#### WHAT NEEDS TO BE DONE
Rewrite the records below so that every "section-title" becomes "heading", with nothing else altered.

Box annotation records:
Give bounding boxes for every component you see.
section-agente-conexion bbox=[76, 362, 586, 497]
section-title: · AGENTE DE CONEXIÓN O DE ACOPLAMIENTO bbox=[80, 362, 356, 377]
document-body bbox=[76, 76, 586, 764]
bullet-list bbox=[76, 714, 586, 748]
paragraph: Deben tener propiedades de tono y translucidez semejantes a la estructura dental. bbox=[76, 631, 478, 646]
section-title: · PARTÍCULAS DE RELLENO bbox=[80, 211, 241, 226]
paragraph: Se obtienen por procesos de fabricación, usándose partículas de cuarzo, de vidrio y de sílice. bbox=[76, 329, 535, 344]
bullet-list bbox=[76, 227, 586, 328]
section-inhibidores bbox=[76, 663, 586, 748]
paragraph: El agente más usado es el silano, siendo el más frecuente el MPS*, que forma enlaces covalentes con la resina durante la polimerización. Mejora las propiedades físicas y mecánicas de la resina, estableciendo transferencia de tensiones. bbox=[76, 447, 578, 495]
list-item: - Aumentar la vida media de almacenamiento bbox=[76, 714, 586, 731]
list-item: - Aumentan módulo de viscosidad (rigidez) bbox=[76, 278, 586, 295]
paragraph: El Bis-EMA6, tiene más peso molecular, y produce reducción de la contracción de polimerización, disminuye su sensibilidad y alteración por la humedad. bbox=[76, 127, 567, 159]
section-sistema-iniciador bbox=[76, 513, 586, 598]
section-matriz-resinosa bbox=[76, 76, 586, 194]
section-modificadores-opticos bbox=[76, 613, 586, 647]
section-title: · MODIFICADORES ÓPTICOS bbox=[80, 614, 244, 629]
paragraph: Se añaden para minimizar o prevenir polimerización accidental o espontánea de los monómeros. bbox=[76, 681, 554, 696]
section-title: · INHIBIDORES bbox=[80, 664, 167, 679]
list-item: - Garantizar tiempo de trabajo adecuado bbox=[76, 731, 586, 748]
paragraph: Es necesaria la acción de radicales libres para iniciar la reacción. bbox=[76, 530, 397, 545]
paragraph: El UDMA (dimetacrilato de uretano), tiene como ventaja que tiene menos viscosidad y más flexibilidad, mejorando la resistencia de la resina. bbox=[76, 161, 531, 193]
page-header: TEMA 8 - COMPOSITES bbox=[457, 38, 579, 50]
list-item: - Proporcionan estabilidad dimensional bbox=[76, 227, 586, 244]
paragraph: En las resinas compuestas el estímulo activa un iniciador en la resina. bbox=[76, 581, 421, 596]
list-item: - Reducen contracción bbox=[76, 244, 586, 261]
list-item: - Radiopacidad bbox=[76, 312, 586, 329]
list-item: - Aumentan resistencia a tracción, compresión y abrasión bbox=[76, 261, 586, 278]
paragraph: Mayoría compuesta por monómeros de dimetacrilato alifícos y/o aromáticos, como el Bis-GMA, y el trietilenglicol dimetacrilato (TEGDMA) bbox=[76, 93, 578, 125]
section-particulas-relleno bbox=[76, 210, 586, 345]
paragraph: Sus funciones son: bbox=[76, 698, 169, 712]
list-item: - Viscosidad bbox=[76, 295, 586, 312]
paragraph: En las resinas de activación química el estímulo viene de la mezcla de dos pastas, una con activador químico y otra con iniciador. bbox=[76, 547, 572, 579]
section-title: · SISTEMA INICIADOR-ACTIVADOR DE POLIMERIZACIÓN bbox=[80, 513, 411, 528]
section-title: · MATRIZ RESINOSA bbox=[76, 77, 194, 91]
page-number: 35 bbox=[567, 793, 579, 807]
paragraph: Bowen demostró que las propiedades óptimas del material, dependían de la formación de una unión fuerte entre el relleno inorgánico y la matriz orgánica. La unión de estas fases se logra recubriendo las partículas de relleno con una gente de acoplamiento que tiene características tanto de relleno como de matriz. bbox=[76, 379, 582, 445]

#### RESPONSE TO THE TASK
Give bounding boxes for every component you see.
section-agente-conexion bbox=[76, 362, 586, 497]
heading: · AGENTE DE CONEXIÓN O DE ACOPLAMIENTO bbox=[80, 362, 356, 377]
document-body bbox=[76, 76, 586, 764]
bullet-list bbox=[76, 714, 586, 748]
paragraph: Deben tener propiedades de tono y translucidez semejantes a la estructura dental. bbox=[76, 631, 478, 646]
heading: · PARTÍCULAS DE RELLENO bbox=[80, 211, 241, 226]
paragraph: Se obtienen por procesos de fabricación, usándose partículas de cuarzo, de vidrio y de sílice. bbox=[76, 329, 535, 344]
bullet-list bbox=[76, 227, 586, 328]
section-inhibidores bbox=[76, 663, 586, 748]
paragraph: El agente más usado es el silano, siendo el más frecuente el MPS*, que forma enlaces covalentes con la resina durante la polimerización. Mejora las propiedades físicas y mecánicas de la resina, estableciendo transferencia de tensiones. bbox=[76, 447, 578, 495]
list-item: - Aumentar la vida media de almacenamiento bbox=[76, 714, 586, 731]
list-item: - Aumentan módulo de viscosidad (rigidez) bbox=[76, 278, 586, 295]
paragraph: El Bis-EMA6, tiene más peso molecular, y produce reducción de la contracción de polimerización, disminuye su sensibilidad y alteración por la humedad. bbox=[76, 127, 567, 159]
section-sistema-iniciador bbox=[76, 513, 586, 598]
section-matriz-resinosa bbox=[76, 76, 586, 194]
section-modificadores-opticos bbox=[76, 613, 586, 647]
heading: · MODIFICADORES ÓPTICOS bbox=[80, 614, 244, 629]
paragraph: Se añaden para minimizar o prevenir polimerización accidental o espontánea de los monómeros. bbox=[76, 681, 554, 696]
heading: · INHIBIDORES bbox=[80, 664, 167, 679]
list-item: - Garantizar tiempo de trabajo adecuado bbox=[76, 731, 586, 748]
paragraph: Es necesaria la acción de radicales libres para iniciar la reacción. bbox=[76, 530, 397, 545]
paragraph: El UDMA (dimetacrilato de uretano), tiene como ventaja que tiene menos viscosidad y más flexibilidad, mejorando la resistencia de la resina. bbox=[76, 161, 531, 193]
page-header: TEMA 8 - COMPOSITES bbox=[457, 38, 579, 50]
list-item: - Proporcionan estabilidad dimensional bbox=[76, 227, 586, 244]
paragraph: En las resinas compuestas el estímulo activa un iniciador en la resina. bbox=[76, 581, 421, 596]
list-item: - Reducen contracción bbox=[76, 244, 586, 261]
list-item: - Radiopacidad bbox=[76, 312, 586, 329]
list-item: - Aumentan resistencia a tracción, compresión y abrasión bbox=[76, 261, 586, 278]
paragraph: Mayoría compuesta por monómeros de dimetacrilato alifícos y/o aromáticos, como el Bis-GMA, y el trietilenglicol dimetacrilato (TEGDMA) bbox=[76, 93, 578, 125]
section-particulas-relleno bbox=[76, 210, 586, 345]
paragraph: Sus funciones son: bbox=[76, 698, 169, 712]
list-item: - Viscosidad bbox=[76, 295, 586, 312]
paragraph: En las resinas de activación química el estímulo viene de la mezcla de dos pastas, una con activador químico y otra con iniciador. bbox=[76, 547, 572, 579]
heading: · SISTEMA INICIADOR-ACTIVADOR DE POLIMERIZACIÓN bbox=[80, 513, 411, 528]
heading: · MATRIZ RESINOSA bbox=[76, 77, 194, 91]
page-number: 35 bbox=[567, 793, 579, 807]
paragraph: Bowen demostró que las propiedades óptimas del material, dependían de la formación de una unión fuerte entre el relleno inorgánico y la matriz orgánica. La unión de estas fases se logra recubriendo las partículas de relleno con una gente de acoplamiento que tiene características tanto de relleno como de matriz. bbox=[76, 379, 582, 445]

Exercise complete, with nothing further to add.